• Material for the task:
— Begin —
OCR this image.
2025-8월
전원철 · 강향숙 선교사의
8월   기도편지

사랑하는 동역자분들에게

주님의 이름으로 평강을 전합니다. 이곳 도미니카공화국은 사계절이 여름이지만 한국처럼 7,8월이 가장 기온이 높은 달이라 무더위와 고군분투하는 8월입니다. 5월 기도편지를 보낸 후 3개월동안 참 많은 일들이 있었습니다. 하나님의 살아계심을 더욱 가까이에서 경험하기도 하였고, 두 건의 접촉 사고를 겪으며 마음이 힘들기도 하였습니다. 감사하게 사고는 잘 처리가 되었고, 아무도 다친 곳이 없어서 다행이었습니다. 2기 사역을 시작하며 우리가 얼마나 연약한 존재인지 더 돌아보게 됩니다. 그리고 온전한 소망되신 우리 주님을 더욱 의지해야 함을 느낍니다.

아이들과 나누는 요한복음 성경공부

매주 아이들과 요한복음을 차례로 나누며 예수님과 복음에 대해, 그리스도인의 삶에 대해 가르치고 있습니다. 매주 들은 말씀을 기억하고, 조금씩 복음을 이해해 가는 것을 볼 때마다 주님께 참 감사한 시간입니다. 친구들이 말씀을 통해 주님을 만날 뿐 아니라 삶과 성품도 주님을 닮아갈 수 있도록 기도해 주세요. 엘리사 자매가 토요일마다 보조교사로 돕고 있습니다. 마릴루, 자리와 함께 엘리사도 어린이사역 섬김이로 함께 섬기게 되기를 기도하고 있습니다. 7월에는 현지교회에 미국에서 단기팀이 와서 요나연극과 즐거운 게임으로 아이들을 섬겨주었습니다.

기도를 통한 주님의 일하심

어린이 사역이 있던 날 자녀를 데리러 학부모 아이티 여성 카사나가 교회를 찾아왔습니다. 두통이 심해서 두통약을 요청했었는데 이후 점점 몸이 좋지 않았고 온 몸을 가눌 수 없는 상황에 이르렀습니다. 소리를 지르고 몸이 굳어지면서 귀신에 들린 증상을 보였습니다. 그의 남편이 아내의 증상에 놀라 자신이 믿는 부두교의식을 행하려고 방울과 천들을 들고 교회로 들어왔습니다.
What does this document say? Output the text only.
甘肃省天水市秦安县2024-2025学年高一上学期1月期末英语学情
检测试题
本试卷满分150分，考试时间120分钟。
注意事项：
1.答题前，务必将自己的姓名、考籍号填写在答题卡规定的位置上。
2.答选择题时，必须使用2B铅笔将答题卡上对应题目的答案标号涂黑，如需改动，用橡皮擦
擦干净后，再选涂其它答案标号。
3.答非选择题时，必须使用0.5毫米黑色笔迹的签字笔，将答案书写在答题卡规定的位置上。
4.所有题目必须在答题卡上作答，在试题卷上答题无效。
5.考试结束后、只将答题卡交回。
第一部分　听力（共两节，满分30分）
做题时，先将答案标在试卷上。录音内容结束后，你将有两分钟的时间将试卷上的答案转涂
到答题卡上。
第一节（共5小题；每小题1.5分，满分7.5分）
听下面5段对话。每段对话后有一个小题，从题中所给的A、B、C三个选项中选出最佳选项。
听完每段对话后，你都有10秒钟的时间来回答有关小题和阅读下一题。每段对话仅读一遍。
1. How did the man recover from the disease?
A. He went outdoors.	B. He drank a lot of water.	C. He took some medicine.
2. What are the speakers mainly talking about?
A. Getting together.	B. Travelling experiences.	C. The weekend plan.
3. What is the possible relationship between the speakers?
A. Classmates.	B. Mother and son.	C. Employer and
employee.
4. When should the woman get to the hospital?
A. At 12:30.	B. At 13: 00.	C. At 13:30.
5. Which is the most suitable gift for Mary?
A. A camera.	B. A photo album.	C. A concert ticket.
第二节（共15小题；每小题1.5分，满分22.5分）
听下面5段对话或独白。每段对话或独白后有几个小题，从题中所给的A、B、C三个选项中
— End —
• Exercise task:
Copy out every line that includes the word "this".

• Solution:
OCR this image.
What does this document say? Output the text only.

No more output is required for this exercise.